What the task asks :: For the copy, please give all of the data again exactly and leave the pictures out.

####################

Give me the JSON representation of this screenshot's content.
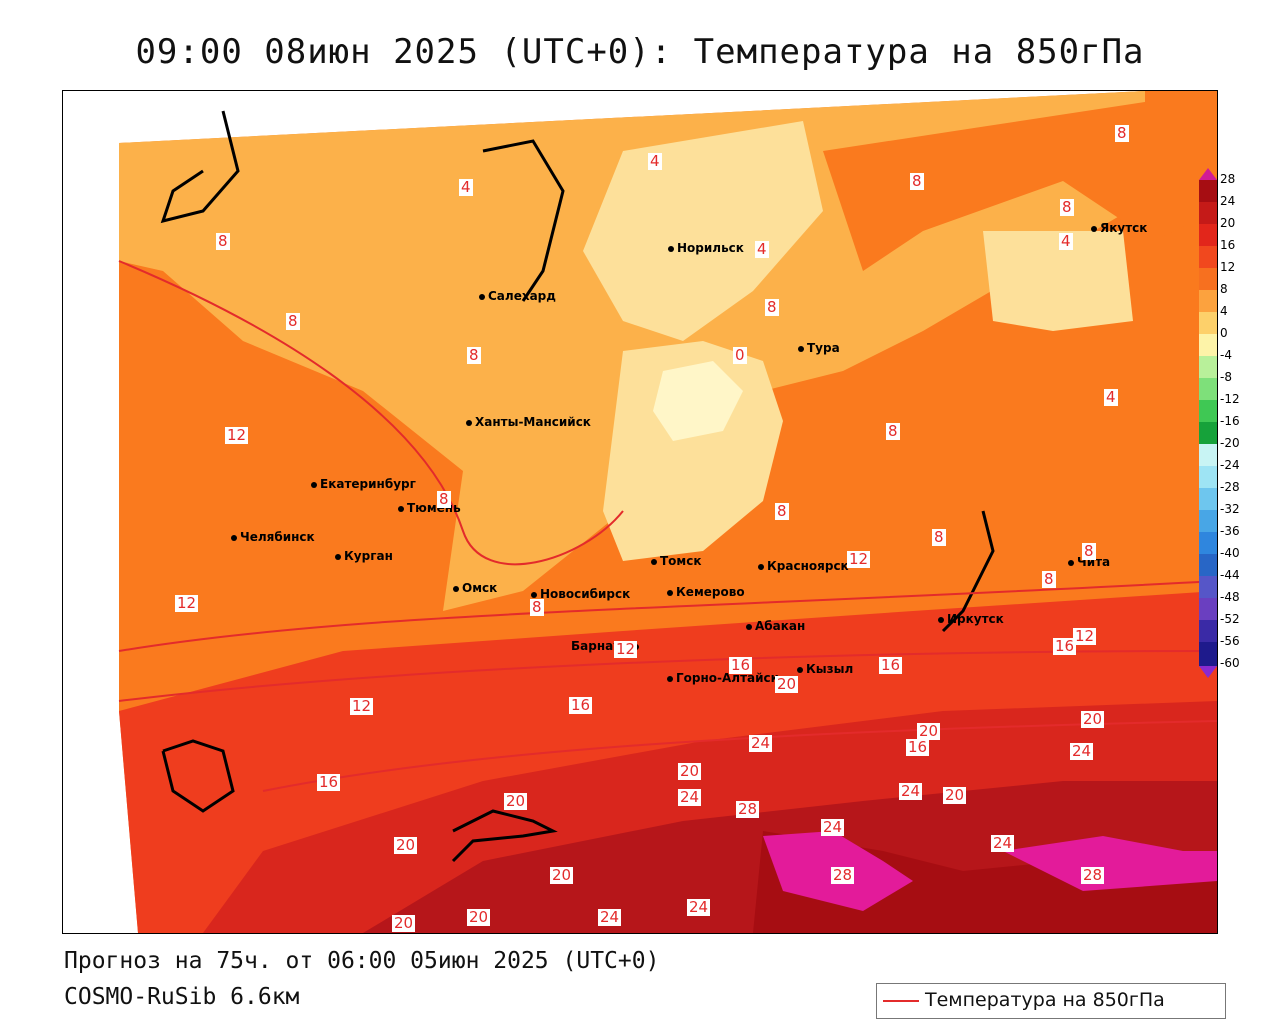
{
  "title": "09:00 08июн 2025 (UTC+0): Температура на 850гПа",
  "forecast_line": "Прогноз на 75ч. от 06:00 05июн 2025 (UTC+0)",
  "model_line": "COSMO-RuSib 6.6км",
  "legend": {
    "label": "Температура на 850гПа",
    "color": "#e32b2b"
  },
  "colorbar": {
    "ticks": [
      "28",
      "24",
      "20",
      "16",
      "12",
      "8",
      "4",
      "0",
      "-4",
      "-8",
      "-12",
      "-16",
      "-20",
      "-24",
      "-28",
      "-32",
      "-36",
      "-40",
      "-44",
      "-48",
      "-52",
      "-56",
      "-60"
    ]
  },
  "cities": [
    {
      "name": "Якутск"
    },
    {
      "name": "Норильск"
    },
    {
      "name": "Салехард"
    },
    {
      "name": "Тура"
    },
    {
      "name": "Ханты-Мансийск"
    },
    {
      "name": "Екатеринбург"
    },
    {
      "name": "Тюмень"
    },
    {
      "name": "Челябинск"
    },
    {
      "name": "Курган"
    },
    {
      "name": "Омск"
    },
    {
      "name": "Новосибирск"
    },
    {
      "name": "Томск"
    },
    {
      "name": "Кемерово"
    },
    {
      "name": "Красноярск"
    },
    {
      "name": "Абакан"
    },
    {
      "name": "Барнаул"
    },
    {
      "name": "Горно-Алтайск"
    },
    {
      "name": "Кызыл"
    },
    {
      "name": "Иркутск"
    },
    {
      "name": "Чита"
    }
  ],
  "contour_labels": [
    "8",
    "8",
    "4",
    "8",
    "4",
    "4",
    "8",
    "8",
    "0",
    "8",
    "8",
    "8",
    "4",
    "4",
    "12",
    "8",
    "8",
    "8",
    "8",
    "8",
    "8",
    "12",
    "12",
    "12",
    "16",
    "12",
    "16",
    "16",
    "20",
    "12",
    "16",
    "16",
    "20",
    "24",
    "20",
    "24",
    "28",
    "24",
    "24",
    "20",
    "20",
    "20",
    "24",
    "20",
    "28",
    "24",
    "20",
    "20",
    "24",
    "24",
    "28",
    "20",
    "16"
  ]
}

####################

Task answer ::
Give me the JSON representation of this screenshot's content.
{
  "title": "09:00 08июн 2025 (UTC+0): Температура на 850гПа",
  "forecast_line": "Прогноз на 75ч. от 06:00 05июн 2025 (UTC+0)",
  "model_line": "COSMO-RuSib 6.6км",
  "legend": {
    "label": "Температура на 850гПа",
    "color": "#e32b2b"
  },
  "colorbar": {
    "ticks": [
      "28",
      "24",
      "20",
      "16",
      "12",
      "8",
      "4",
      "0",
      "-4",
      "-8",
      "-12",
      "-16",
      "-20",
      "-24",
      "-28",
      "-32",
      "-36",
      "-40",
      "-44",
      "-48",
      "-52",
      "-56",
      "-60"
    ]
  },
  "cities": [
    {
      "name": "Якутск"
    },
    {
      "name": "Норильск"
    },
    {
      "name": "Салехард"
    },
    {
      "name": "Тура"
    },
    {
      "name": "Ханты-Мансийск"
    },
    {
      "name": "Екатеринбург"
    },
    {
      "name": "Тюмень"
    },
    {
      "name": "Челябинск"
    },
    {
      "name": "Курган"
    },
    {
      "name": "Омск"
    },
    {
      "name": "Новосибирск"
    },
    {
      "name": "Томск"
    },
    {
      "name": "Кемерово"
    },
    {
      "name": "Красноярск"
    },
    {
      "name": "Абакан"
    },
    {
      "name": "Барнаул"
    },
    {
      "name": "Горно-Алтайск"
    },
    {
      "name": "Кызыл"
    },
    {
      "name": "Иркутск"
    },
    {
      "name": "Чита"
    }
  ],
  "contour_labels": [
    "8",
    "8",
    "4",
    "8",
    "4",
    "4",
    "8",
    "8",
    "0",
    "8",
    "8",
    "8",
    "4",
    "4",
    "12",
    "8",
    "8",
    "8",
    "8",
    "8",
    "8",
    "12",
    "12",
    "12",
    "16",
    "12",
    "16",
    "16",
    "20",
    "12",
    "16",
    "16",
    "20",
    "24",
    "20",
    "24",
    "28",
    "24",
    "24",
    "20",
    "20",
    "20",
    "24",
    "20",
    "28",
    "24",
    "20",
    "20",
    "24",
    "24",
    "28",
    "20",
    "16"
  ]
}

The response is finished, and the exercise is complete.